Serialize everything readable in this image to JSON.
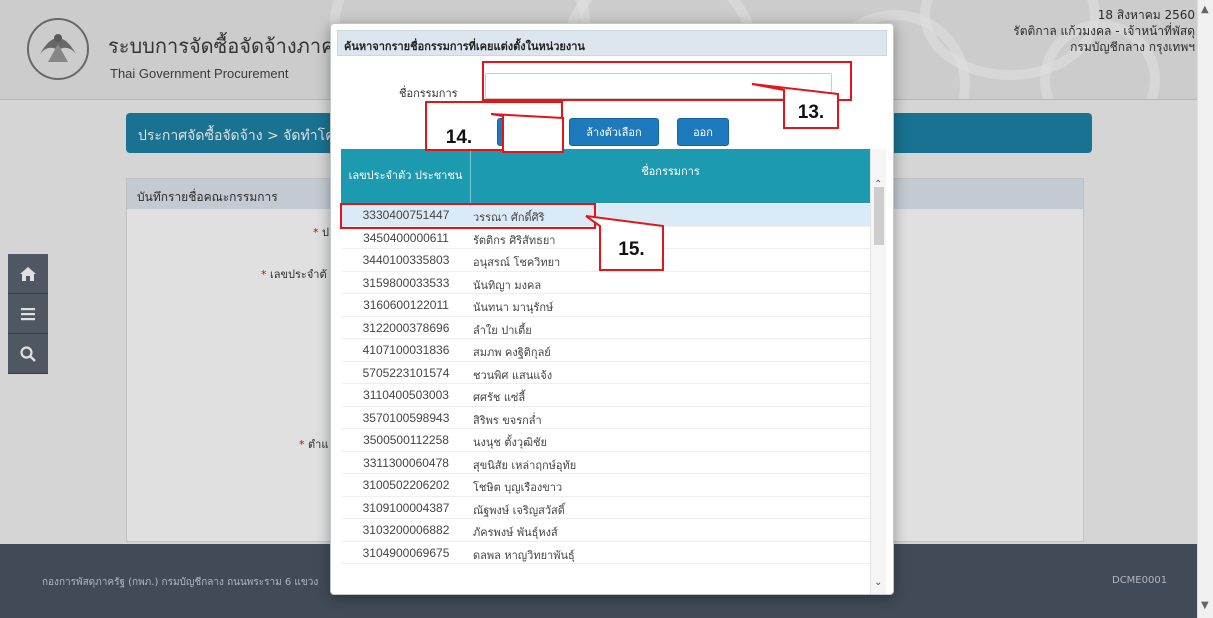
{
  "header": {
    "title": "ระบบการจัดซื้อจัดจ้างภาค",
    "subtitle": "Thai Government Procurement",
    "date": "18 สิงหาคม 2560",
    "user": "รัตติกาล แก้วมงคล - เจ้าหน้าที่พัสดุ",
    "department": "กรมบัญชีกลาง กรุงเทพฯ"
  },
  "breadcrumb": "ประกาศจัดซื้อจัดจ้าง > จัดทำโค",
  "panel": {
    "title": "บันทึกรายชื่อคณะกรรมการ",
    "label_id": "เลขประจำตั",
    "label_position": "ตำแ"
  },
  "footer": {
    "text": "กองการพัสดุภาครัฐ (กพภ.) กรมบัญชีกลาง ถนนพระราม 6 แขวง",
    "code": "DCME0001"
  },
  "modal": {
    "title": "ค้นหาจากรายชื่อกรรมการที่เคยแต่งตั้งในหน่วยงาน",
    "name_label": "ชื่อกรรมการ",
    "name_value": "",
    "buttons": {
      "search": "ค้นหา",
      "clear": "ล้างตัวเลือก",
      "exit": "ออก"
    },
    "columns": [
      "เลขประจำตัว ประชาชน",
      "ชื่อกรรมการ"
    ],
    "rows": [
      {
        "id": "3330400751447",
        "name": "วรรณา ศักดิ์ศิริ"
      },
      {
        "id": "3450400000611",
        "name": "รัตติกร ศิริสัทธยา"
      },
      {
        "id": "3440100335803",
        "name": "อนุสรณ์ โชควิทยา"
      },
      {
        "id": "3159800033533",
        "name": "นันทิญา มงคล"
      },
      {
        "id": "3160600122011",
        "name": "นันทนา มานุรักษ์"
      },
      {
        "id": "3122000378696",
        "name": "ลำใย ปาเตี้ย"
      },
      {
        "id": "4107100031836",
        "name": "สมภพ คงฐิติกุลย์"
      },
      {
        "id": "5705223101574",
        "name": "ชวนพิศ แสนแจ้ง"
      },
      {
        "id": "3110400503003",
        "name": "ศศรัช แซ่ลี้"
      },
      {
        "id": "3570100598943",
        "name": "สิริพร ขจรกล่ำ"
      },
      {
        "id": "3500500112258",
        "name": "นงนุช ตั้งวุฒิชัย"
      },
      {
        "id": "3311300060478",
        "name": "สุขนิสัย เหล่าฤกษ์อุทัย"
      },
      {
        "id": "3100502206202",
        "name": "โชษิต บุญเรืองขาว"
      },
      {
        "id": "3109100004387",
        "name": "ณัฐพงษ์ เจริญสวัสดิ์"
      },
      {
        "id": "3103200006882",
        "name": "ภัครพงษ์ พันธุ์หงส์"
      },
      {
        "id": "3104900069675",
        "name": "ดลพล หาญวิทยาพันธุ์"
      }
    ]
  },
  "annotations": {
    "a13": "13.",
    "a14": "14.",
    "a15": "15."
  },
  "icons": [
    "home-icon",
    "menu-icon",
    "search-icon"
  ],
  "colors": {
    "primary": "#1d82a6",
    "table_header": "#1c9ab0",
    "button": "#1d7bbd",
    "annotation": "#e4141b"
  }
}
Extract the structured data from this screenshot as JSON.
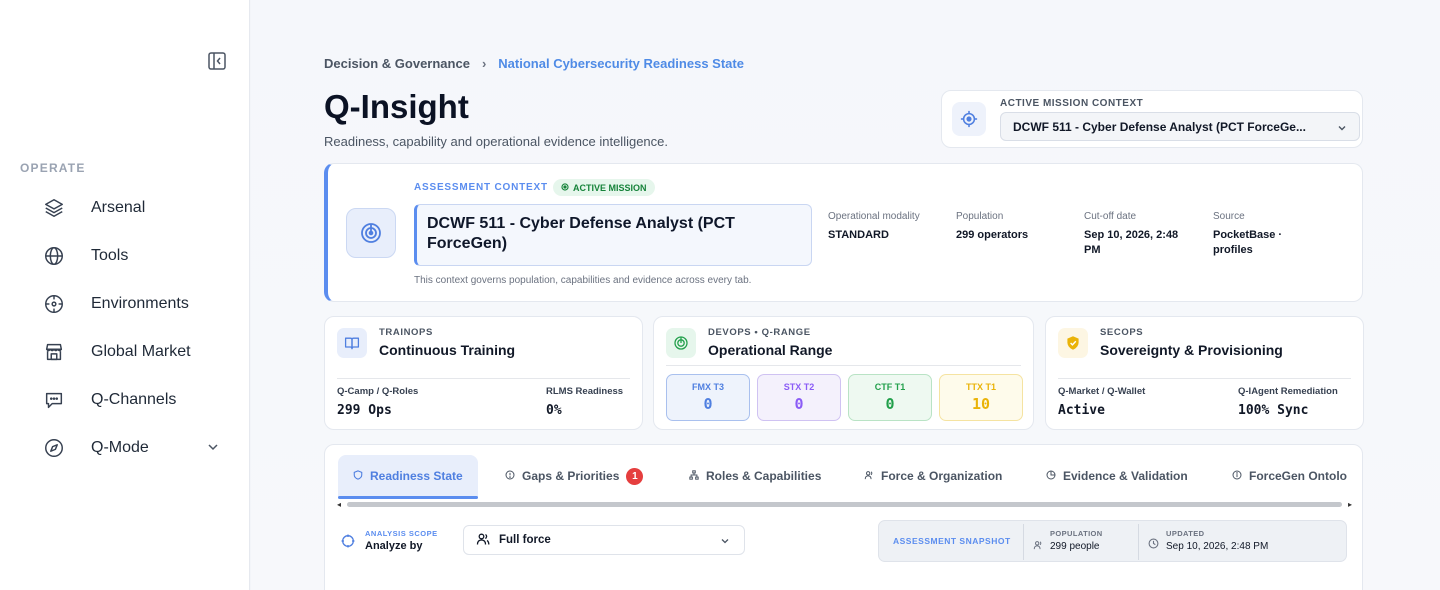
{
  "sidebar": {
    "section_label": "OPERATE",
    "items": [
      {
        "label": "Arsenal",
        "icon": "layers-icon"
      },
      {
        "label": "Tools",
        "icon": "globe-icon"
      },
      {
        "label": "Environments",
        "icon": "crosshair-icon"
      },
      {
        "label": "Global Market",
        "icon": "store-icon"
      },
      {
        "label": "Q-Channels",
        "icon": "message-icon"
      },
      {
        "label": "Q-Mode",
        "icon": "compass-icon"
      }
    ]
  },
  "breadcrumb": {
    "parent": "Decision & Governance",
    "separator": "›",
    "current": "National Cybersecurity Readiness State"
  },
  "header": {
    "title": "Q-Insight",
    "subtitle": "Readiness, capability and operational evidence intelligence."
  },
  "mission_context": {
    "label": "ACTIVE MISSION CONTEXT",
    "selected": "DCWF 511 - Cyber Defense Analyst (PCT ForceGe..."
  },
  "assessment": {
    "label": "ASSESSMENT CONTEXT",
    "badge": "ACTIVE MISSION",
    "name": "DCWF 511 - Cyber Defense Analyst (PCT ForceGen)",
    "note": "This context governs population, capabilities and evidence across every tab.",
    "meta": [
      {
        "key": "Operational modality",
        "value": "STANDARD"
      },
      {
        "key": "Population",
        "value": "299 operators"
      },
      {
        "key": "Cut-off date",
        "value": "Sep 10, 2026, 2:48 PM"
      },
      {
        "key": "Source",
        "value": "PocketBase · profiles"
      }
    ]
  },
  "cards": {
    "trainops": {
      "tag": "TRAINOPS",
      "title": "Continuous Training",
      "stats": [
        {
          "key": "Q-Camp / Q-Roles",
          "value": "299 Ops"
        },
        {
          "key": "RLMS Readiness",
          "value": "0%"
        }
      ]
    },
    "devops": {
      "tag": "DEVOPS • Q-RANGE",
      "title": "Operational Range",
      "tiers": [
        {
          "name": "FMX T3",
          "value": "0",
          "color": "#4f7fe0"
        },
        {
          "name": "STX T2",
          "value": "0",
          "color": "#8b5cf6"
        },
        {
          "name": "CTF T1",
          "value": "0",
          "color": "#22a04b"
        },
        {
          "name": "TTX T1",
          "value": "10",
          "color": "#eab308"
        }
      ]
    },
    "secops": {
      "tag": "SECOPS",
      "title": "Sovereignty & Provisioning",
      "stats": [
        {
          "key": "Q-Market / Q-Wallet",
          "value": "Active"
        },
        {
          "key": "Q-IAgent Remediation",
          "value": "100% Sync"
        }
      ]
    }
  },
  "tabs": [
    {
      "label": "Readiness State",
      "icon": "shield-icon",
      "active": true
    },
    {
      "label": "Gaps & Priorities",
      "icon": "alert-circle-icon",
      "badge": "1"
    },
    {
      "label": "Roles & Capabilities",
      "icon": "hierarchy-icon"
    },
    {
      "label": "Force & Organization",
      "icon": "users-icon"
    },
    {
      "label": "Evidence & Validation",
      "icon": "pie-icon"
    },
    {
      "label": "ForceGen Ontolo",
      "icon": "info-icon"
    }
  ],
  "scope": {
    "label": "ANALYSIS SCOPE",
    "value": "Analyze by",
    "selected": "Full force"
  },
  "snapshot": {
    "label": "ASSESSMENT SNAPSHOT",
    "population_label": "POPULATION",
    "population": "299 people",
    "updated_label": "UPDATED",
    "updated": "Sep 10, 2026, 2:48 PM"
  }
}
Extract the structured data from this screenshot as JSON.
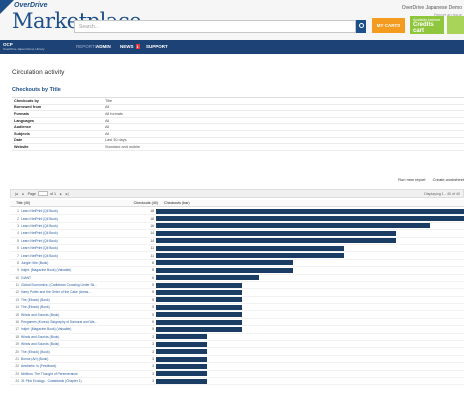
{
  "header": {
    "brand_small": "OverDrive",
    "brand_big": "Marketplace",
    "search_placeholder": "Search...",
    "user_line1": "OverDrive Japanese Demo",
    "user_line2": "Report an issue",
    "orange_button": "MY CARTS",
    "credits_caption": "Available balance",
    "credits_label": "Credits cart"
  },
  "nav": {
    "org_name": "OCP",
    "org_sub": "OverDrive Japan Demo Library",
    "items": [
      {
        "label": "REPORTS",
        "dim": true
      },
      {
        "label": "ADMIN",
        "dim": false
      },
      {
        "label": "NEWS",
        "dim": false,
        "badge": "1"
      },
      {
        "label": "SUPPORT",
        "dim": false
      }
    ]
  },
  "page": {
    "title": "Circulation activity",
    "section_title": "Checkouts by Title"
  },
  "criteria": [
    {
      "key": "Checkouts by",
      "value": "Title"
    },
    {
      "key": "Borrowed from",
      "value": "All"
    },
    {
      "key": "Formats",
      "value": "All formats"
    },
    {
      "key": "Languages",
      "value": "All"
    },
    {
      "key": "Audience",
      "value": "All"
    },
    {
      "key": "Subjects",
      "value": "All"
    },
    {
      "key": "Date",
      "value": "Last 30 days"
    },
    {
      "key": "Website",
      "value": "Standard and mobile"
    }
  ],
  "actions": {
    "save_report": "Run new report",
    "create_worksheet": "Create worksheet"
  },
  "pager": {
    "page_label": "Page",
    "of_label": "of 1",
    "right_text": "Displaying 1 - 40 of 40"
  },
  "table": {
    "col_title": "Title (40)",
    "col_checkouts": "Checkouts (40)",
    "col_chart": "Checkouts (bar)"
  },
  "chart_data": {
    "type": "bar",
    "categories": [
      "Learn NetPrint (Qii Book)",
      "Learn NetPrint (Qii Book)",
      "Learn NetPrint (Qii Book)",
      "Learn NetPrint (Qii Book)",
      "Learn NetPrint (Qii Book)",
      "Learn NetPrint (Qii Book)",
      "Learn NetPrint (Qii Book)",
      "Jungle: title (Book)",
      "Inkjet: (Magazine Book) (Valuable)",
      "GIANT",
      "Global Economics: (Caribbean Crossing Under Sk...",
      "Harry Potter and the Order of the Cake (Amaz...",
      "The (Ebook) (Book)",
      "The (Ebook) (Book)",
      "Winds and Sounds (Book)",
      "Pengames (Korea): Biography of Samurai and Wa...",
      "Inkjet: (Magazine Book) (Valuable)",
      "Winds and Sounds (Book)",
      "Winds and Sounds (Book)",
      "The (Ebook) (Book)",
      "Bonus (Art) (Book)",
      "Aesthetic: is (Feedback)",
      "Nihilism: The Thought of Perseverance",
      "31 Pink Ecology - Coastlands (Chapter 1)"
    ],
    "values": [
      18,
      18,
      16,
      14,
      14,
      11,
      11,
      8,
      8,
      6,
      5,
      5,
      5,
      5,
      5,
      5,
      5,
      3,
      3,
      3,
      3,
      3,
      3,
      3
    ],
    "max": 18
  }
}
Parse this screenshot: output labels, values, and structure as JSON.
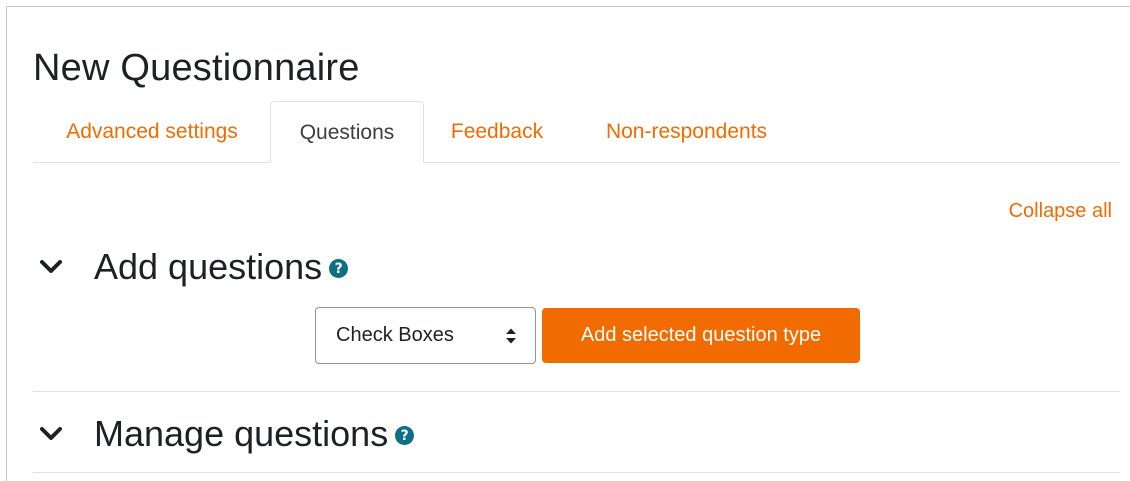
{
  "page": {
    "title": "New Questionnaire"
  },
  "tabs": [
    {
      "label": "Advanced settings",
      "active": false
    },
    {
      "label": "Questions",
      "active": true
    },
    {
      "label": "Feedback",
      "active": false
    },
    {
      "label": "Non-respondents",
      "active": false
    }
  ],
  "collapse_all_label": "Collapse all",
  "sections": {
    "add_questions": {
      "title": "Add questions",
      "expanded": true,
      "icon": "chevron-down-icon",
      "help_icon": "question-circle-icon"
    },
    "manage_questions": {
      "title": "Manage questions",
      "expanded": true,
      "icon": "chevron-down-icon",
      "help_icon": "question-circle-icon"
    }
  },
  "question_type_select": {
    "selected": "Check Boxes",
    "icon": "sort-caret-icon"
  },
  "add_button_label": "Add selected question type",
  "colors": {
    "accent": "#f26b00",
    "help_icon": "#0f6f85",
    "text": "#1d2125",
    "border": "#dee2e6"
  }
}
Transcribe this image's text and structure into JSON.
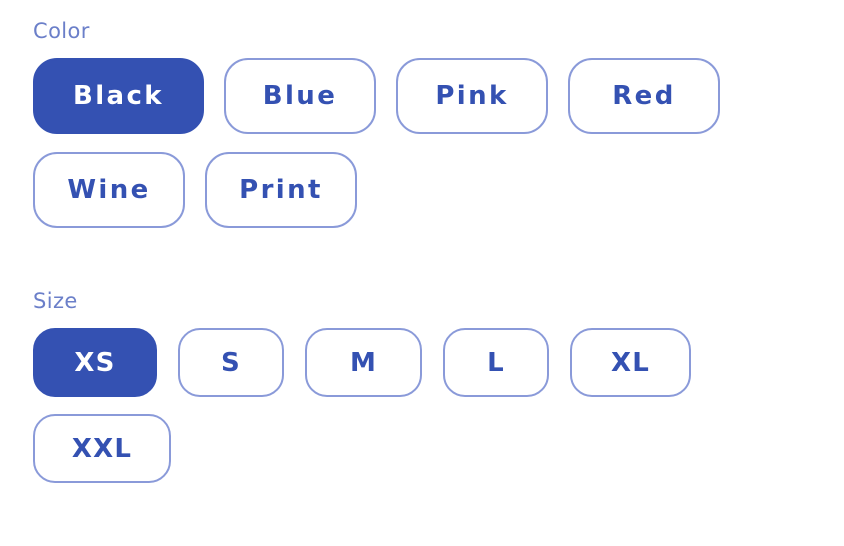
{
  "theme": {
    "accent": "#3451b2",
    "outline": "#8a9ad9",
    "label_color": "#6b7fc9",
    "background": "#ffffff",
    "selected_text": "#ffffff"
  },
  "groups": [
    {
      "id": "color",
      "label": "Color",
      "selected": "Black",
      "options": [
        {
          "label": "Black",
          "selected": true
        },
        {
          "label": "Blue",
          "selected": false
        },
        {
          "label": "Pink",
          "selected": false
        },
        {
          "label": "Red",
          "selected": false
        },
        {
          "label": "Wine",
          "selected": false
        },
        {
          "label": "Print",
          "selected": false
        }
      ]
    },
    {
      "id": "size",
      "label": "Size",
      "selected": "XS",
      "options": [
        {
          "label": "XS",
          "selected": true
        },
        {
          "label": "S",
          "selected": false
        },
        {
          "label": "M",
          "selected": false
        },
        {
          "label": "L",
          "selected": false
        },
        {
          "label": "XL",
          "selected": false
        },
        {
          "label": "XXL",
          "selected": false
        }
      ]
    }
  ]
}
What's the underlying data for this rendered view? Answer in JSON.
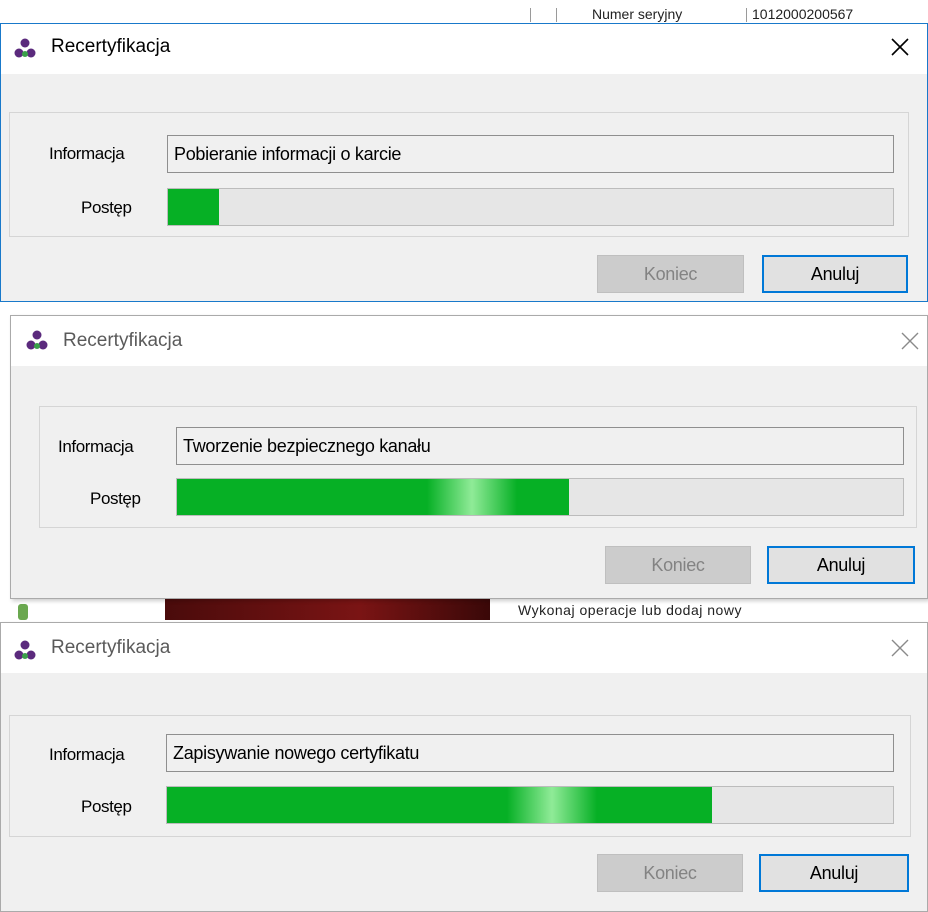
{
  "background": {
    "top_label": "Numer seryjny",
    "top_value": "1012000200567",
    "mid_text": "Wykonaj operacje lub dodaj nowy"
  },
  "dialogs": [
    {
      "title": "Recertyfikacja",
      "info_label": "Informacja",
      "info_value": "Pobieranie informacji o karcie",
      "progress_label": "Postęp",
      "progress_percent": 7,
      "finish_button": "Koniec",
      "cancel_button": "Anuluj",
      "state": "active"
    },
    {
      "title": "Recertyfikacja",
      "info_label": "Informacja",
      "info_value": "Tworzenie bezpiecznego kanału",
      "progress_label": "Postęp",
      "progress_percent": 54,
      "finish_button": "Koniec",
      "cancel_button": "Anuluj",
      "state": "inactive"
    },
    {
      "title": "Recertyfikacja",
      "info_label": "Informacja",
      "info_value": "Zapisywanie nowego certyfikatu",
      "progress_label": "Postęp",
      "progress_percent": 75,
      "finish_button": "Koniec",
      "cancel_button": "Anuluj",
      "state": "inactive"
    }
  ],
  "colors": {
    "progress_fill": "#06b025",
    "active_border": "#1979ca",
    "default_button_border": "#0078d7"
  },
  "icons": {
    "app": "app-icon-purple-green-circles",
    "close": "close-icon"
  }
}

※ ※ ※

BRIEF: From the entries above, copy every line containing the word "ForceGen".

FINISHED ANSWER:
    "name": "DCWF 511 - Cyber Defense Analyst (PCT ForceGen)",
      "label": "ForceGen Ontolo",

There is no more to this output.